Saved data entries
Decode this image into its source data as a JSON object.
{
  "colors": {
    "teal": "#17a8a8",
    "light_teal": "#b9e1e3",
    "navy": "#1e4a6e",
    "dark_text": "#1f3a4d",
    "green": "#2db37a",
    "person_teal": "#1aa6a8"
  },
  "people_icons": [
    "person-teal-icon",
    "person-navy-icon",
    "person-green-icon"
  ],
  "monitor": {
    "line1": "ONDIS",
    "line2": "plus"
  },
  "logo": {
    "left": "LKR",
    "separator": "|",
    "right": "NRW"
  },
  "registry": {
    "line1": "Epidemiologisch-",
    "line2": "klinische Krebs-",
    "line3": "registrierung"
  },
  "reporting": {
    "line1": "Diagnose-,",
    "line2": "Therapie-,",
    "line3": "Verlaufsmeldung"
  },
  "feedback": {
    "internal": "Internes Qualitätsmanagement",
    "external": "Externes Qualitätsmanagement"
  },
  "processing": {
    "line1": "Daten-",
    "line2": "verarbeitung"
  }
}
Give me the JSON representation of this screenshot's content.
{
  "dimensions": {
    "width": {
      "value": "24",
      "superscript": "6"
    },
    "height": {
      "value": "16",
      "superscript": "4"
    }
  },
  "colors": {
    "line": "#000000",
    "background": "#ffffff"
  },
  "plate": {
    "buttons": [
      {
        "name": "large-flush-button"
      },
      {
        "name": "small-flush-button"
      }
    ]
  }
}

...

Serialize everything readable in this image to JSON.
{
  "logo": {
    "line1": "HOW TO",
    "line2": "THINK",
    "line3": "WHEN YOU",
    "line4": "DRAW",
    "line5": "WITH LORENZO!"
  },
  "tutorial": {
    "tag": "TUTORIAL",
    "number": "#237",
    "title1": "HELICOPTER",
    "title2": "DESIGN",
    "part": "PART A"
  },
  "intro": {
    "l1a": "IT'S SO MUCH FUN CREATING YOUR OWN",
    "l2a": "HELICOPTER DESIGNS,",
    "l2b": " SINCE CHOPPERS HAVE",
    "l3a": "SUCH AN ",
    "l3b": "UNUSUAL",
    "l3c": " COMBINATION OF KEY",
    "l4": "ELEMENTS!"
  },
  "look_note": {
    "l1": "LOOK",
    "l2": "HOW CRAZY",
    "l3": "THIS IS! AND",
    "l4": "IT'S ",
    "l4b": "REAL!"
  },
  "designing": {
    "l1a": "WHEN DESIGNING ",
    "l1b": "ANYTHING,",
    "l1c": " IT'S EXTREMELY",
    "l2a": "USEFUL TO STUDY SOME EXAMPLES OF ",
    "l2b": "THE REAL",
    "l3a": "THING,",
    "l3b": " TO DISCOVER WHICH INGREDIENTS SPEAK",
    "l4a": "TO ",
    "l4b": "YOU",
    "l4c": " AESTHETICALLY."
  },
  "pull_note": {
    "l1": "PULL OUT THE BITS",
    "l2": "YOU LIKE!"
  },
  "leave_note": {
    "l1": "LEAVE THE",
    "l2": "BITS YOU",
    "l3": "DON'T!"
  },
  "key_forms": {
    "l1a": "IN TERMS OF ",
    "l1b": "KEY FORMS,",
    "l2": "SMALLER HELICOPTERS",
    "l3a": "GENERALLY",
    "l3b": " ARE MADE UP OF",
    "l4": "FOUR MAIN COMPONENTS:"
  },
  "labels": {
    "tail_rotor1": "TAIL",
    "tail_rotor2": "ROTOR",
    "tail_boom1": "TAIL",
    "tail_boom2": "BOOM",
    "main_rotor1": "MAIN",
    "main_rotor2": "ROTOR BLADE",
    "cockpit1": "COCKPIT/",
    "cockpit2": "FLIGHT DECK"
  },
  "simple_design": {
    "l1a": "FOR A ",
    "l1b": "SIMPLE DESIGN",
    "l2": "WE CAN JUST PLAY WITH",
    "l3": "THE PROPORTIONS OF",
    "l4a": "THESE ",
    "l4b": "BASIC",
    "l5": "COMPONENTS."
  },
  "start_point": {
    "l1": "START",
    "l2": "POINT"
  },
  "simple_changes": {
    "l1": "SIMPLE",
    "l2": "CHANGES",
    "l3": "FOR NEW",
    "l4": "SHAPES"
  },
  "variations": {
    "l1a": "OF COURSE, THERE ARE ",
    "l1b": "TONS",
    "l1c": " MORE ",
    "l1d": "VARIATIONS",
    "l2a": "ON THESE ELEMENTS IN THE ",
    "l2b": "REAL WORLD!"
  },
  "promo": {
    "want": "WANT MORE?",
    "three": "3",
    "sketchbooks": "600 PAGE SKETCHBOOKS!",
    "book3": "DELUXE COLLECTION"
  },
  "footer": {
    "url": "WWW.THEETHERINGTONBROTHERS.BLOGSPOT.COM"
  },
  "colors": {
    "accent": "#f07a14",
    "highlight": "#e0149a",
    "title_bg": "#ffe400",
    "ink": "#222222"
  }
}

* **TASK REQUIREMENTS**
Write down every line of the data above that includes the string "name".

* **OUTPUT BELOW**
        "name": "large-flush-button"
        "name": "small-flush-button"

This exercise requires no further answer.